Transcribe the records that follow. Keep every word exactly, and drop the pictures.

━━━━━━━━

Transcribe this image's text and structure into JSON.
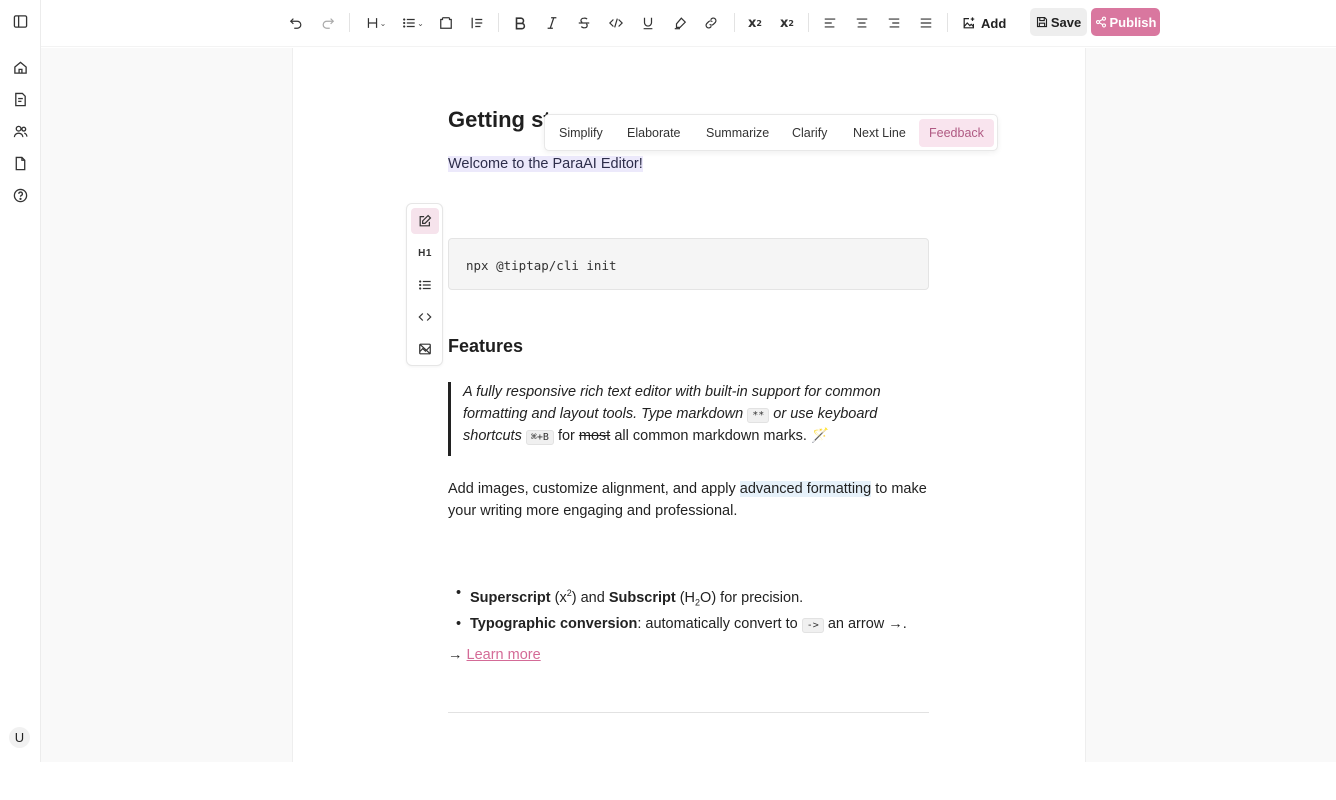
{
  "toolbar": {
    "add_label": "Add",
    "save_label": "Save",
    "publish_label": "Publish",
    "superscript_base": "x",
    "superscript_mark": "2",
    "subscript_base": "x",
    "subscript_mark": "2",
    "colors": {
      "publish_bg": "#d9779f",
      "save_bg": "#eeeeee"
    }
  },
  "rail": {
    "avatar_letter": "U"
  },
  "document": {
    "heading": "Getting st",
    "welcome": "Welcome to the ParaAI Editor!",
    "code": "npx @tiptap/cli init",
    "features_heading": "Features",
    "quote": {
      "part1": "A fully responsive rich text editor with built-in support for common formatting and layout tools. Type markdown ",
      "kbd1": "**",
      "part2": " or use keyboard shortcuts ",
      "kbd2": "⌘+B",
      "part3": " for ",
      "strike": "most",
      "part4": " all common markdown marks. 🪄"
    },
    "paragraph": {
      "before": "Add images, customize alignment, and apply ",
      "highlight": "advanced formatting",
      "after": " to make your writing more engaging and professional."
    },
    "bullets": {
      "b1_bold1": "Superscript",
      "b1_t1": " (x",
      "b1_sup": "2",
      "b1_t2": ") and ",
      "b1_bold2": "Subscript",
      "b1_t3": " (H",
      "b1_sub": "2",
      "b1_t4": "O) for precision.",
      "b2_bold": "Typographic conversion",
      "b2_t1": ": automatically convert to ",
      "b2_kbd": "->",
      "b2_t2": " an arrow →."
    },
    "learn_prefix": "→ ",
    "learn_link": "Learn more"
  },
  "palette": {
    "heading_text": "H1"
  },
  "ai_menu": {
    "items": [
      "Simplify",
      "Elaborate",
      "Summarize",
      "Clarify",
      "Next Line",
      "Feedback"
    ],
    "active": "Feedback"
  }
}
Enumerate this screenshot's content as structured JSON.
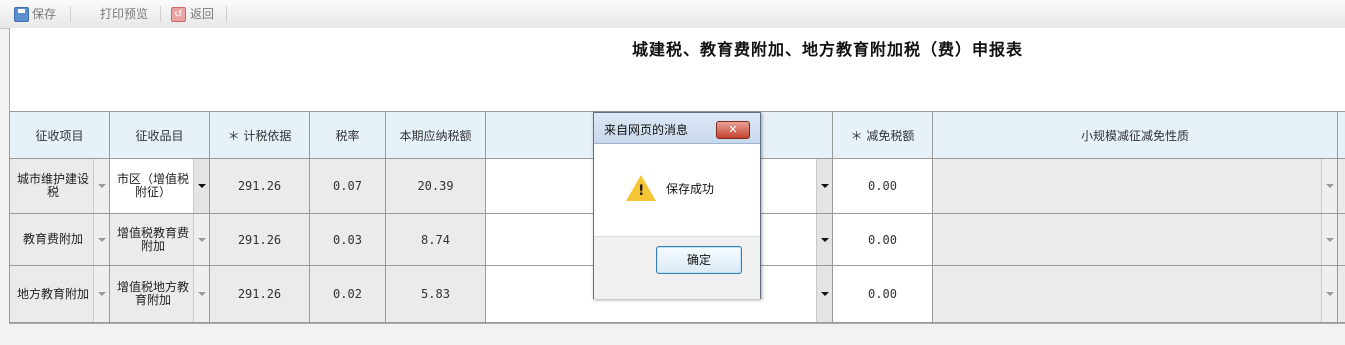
{
  "toolbar": {
    "save_label": "保存",
    "print_label": "打印预览",
    "back_label": "返回"
  },
  "form": {
    "title": "城建税、教育费附加、地方教育附加税（费）申报表"
  },
  "table": {
    "headers": [
      "征收项目",
      "征收品目",
      "＊ 计税依据",
      "税率",
      "本期应纳税额",
      "＊ 减免税额",
      "小规模减征减免性质"
    ],
    "rows": [
      {
        "item": "城市维护建设税",
        "category": "市区（增值税附征）",
        "base": "291.26",
        "rate": "0.07",
        "tax": "20.39",
        "relief": "0.00"
      },
      {
        "item": "教育费附加",
        "category": "增值税教育费附加",
        "base": "291.26",
        "rate": "0.03",
        "tax": "8.74",
        "relief": "0.00"
      },
      {
        "item": "地方教育附加",
        "category": "增值税地方教育附加",
        "base": "291.26",
        "rate": "0.02",
        "tax": "5.83",
        "relief": "0.00"
      }
    ]
  },
  "dialog": {
    "title": "来自网页的消息",
    "message": "保存成功",
    "ok_label": "确定",
    "icon": "warning-icon"
  }
}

━━━━━━━━

- **Answer in full**
Transcribe this image's text and structure into JSON.
{
  "toolbar": {
    "add_label": "Add",
    "save_label": "Save",
    "publish_label": "Publish",
    "superscript_base": "x",
    "superscript_mark": "2",
    "subscript_base": "x",
    "subscript_mark": "2",
    "colors": {
      "publish_bg": "#d9779f",
      "save_bg": "#eeeeee"
    }
  },
  "rail": {
    "avatar_letter": "U"
  },
  "document": {
    "heading": "Getting st",
    "welcome": "Welcome to the ParaAI Editor!",
    "code": "npx @tiptap/cli init",
    "features_heading": "Features",
    "quote": {
      "part1": "A fully responsive rich text editor with built-in support for common formatting and layout tools. Type markdown ",
      "kbd1": "**",
      "part2": " or use keyboard shortcuts ",
      "kbd2": "⌘+B",
      "part3": " for ",
      "strike": "most",
      "part4": " all common markdown marks. 🪄"
    },
    "paragraph": {
      "before": "Add images, customize alignment, and apply ",
      "highlight": "advanced formatting",
      "after": " to make your writing more engaging and professional."
    },
    "bullets": {
      "b1_bold1": "Superscript",
      "b1_t1": " (x",
      "b1_sup": "2",
      "b1_t2": ") and ",
      "b1_bold2": "Subscript",
      "b1_t3": " (H",
      "b1_sub": "2",
      "b1_t4": "O) for precision.",
      "b2_bold": "Typographic conversion",
      "b2_t1": ": automatically convert to ",
      "b2_kbd": "->",
      "b2_t2": " an arrow →."
    },
    "learn_prefix": "→ ",
    "learn_link": "Learn more"
  },
  "palette": {
    "heading_text": "H1"
  },
  "ai_menu": {
    "items": [
      "Simplify",
      "Elaborate",
      "Summarize",
      "Clarify",
      "Next Line",
      "Feedback"
    ],
    "active": "Feedback"
  }
}
Enumerate this screenshot's content as structured JSON.
{
  "toolbar": {
    "save_label": "保存",
    "print_label": "打印预览",
    "back_label": "返回"
  },
  "form": {
    "title": "城建税、教育费附加、地方教育附加税（费）申报表"
  },
  "table": {
    "headers": [
      "征收项目",
      "征收品目",
      "＊ 计税依据",
      "税率",
      "本期应纳税额",
      "＊ 减免税额",
      "小规模减征减免性质"
    ],
    "rows": [
      {
        "item": "城市维护建设税",
        "category": "市区（增值税附征）",
        "base": "291.26",
        "rate": "0.07",
        "tax": "20.39",
        "relief": "0.00"
      },
      {
        "item": "教育费附加",
        "category": "增值税教育费附加",
        "base": "291.26",
        "rate": "0.03",
        "tax": "8.74",
        "relief": "0.00"
      },
      {
        "item": "地方教育附加",
        "category": "增值税地方教育附加",
        "base": "291.26",
        "rate": "0.02",
        "tax": "5.83",
        "relief": "0.00"
      }
    ]
  },
  "dialog": {
    "title": "来自网页的消息",
    "message": "保存成功",
    "ok_label": "确定",
    "icon": "warning-icon"
  }
}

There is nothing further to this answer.